**** DATA PROVIDED ****

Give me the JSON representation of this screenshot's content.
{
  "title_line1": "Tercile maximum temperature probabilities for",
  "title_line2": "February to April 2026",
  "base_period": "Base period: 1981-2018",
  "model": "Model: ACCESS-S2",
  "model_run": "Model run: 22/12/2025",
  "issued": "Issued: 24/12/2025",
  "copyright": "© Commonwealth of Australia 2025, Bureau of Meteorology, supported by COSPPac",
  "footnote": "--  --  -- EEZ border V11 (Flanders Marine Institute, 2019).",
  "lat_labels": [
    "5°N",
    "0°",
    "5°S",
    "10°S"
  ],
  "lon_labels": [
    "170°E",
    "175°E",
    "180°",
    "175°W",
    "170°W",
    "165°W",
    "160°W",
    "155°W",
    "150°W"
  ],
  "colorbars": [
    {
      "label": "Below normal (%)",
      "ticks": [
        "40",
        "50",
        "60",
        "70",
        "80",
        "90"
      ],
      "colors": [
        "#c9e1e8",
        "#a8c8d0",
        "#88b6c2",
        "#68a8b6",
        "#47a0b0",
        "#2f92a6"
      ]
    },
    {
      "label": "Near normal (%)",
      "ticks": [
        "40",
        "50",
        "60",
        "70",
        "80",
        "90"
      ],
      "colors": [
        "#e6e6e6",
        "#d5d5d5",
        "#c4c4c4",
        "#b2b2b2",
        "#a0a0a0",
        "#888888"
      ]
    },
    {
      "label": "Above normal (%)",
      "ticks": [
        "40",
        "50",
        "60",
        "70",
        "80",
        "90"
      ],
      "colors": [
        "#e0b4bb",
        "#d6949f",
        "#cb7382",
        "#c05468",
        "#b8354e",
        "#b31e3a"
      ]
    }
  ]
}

****

» JOB: Make a tally of the lines in this data that include the string "Model", and answer with that tally alone.

» SOLUTION TO THE PROBLEM: 2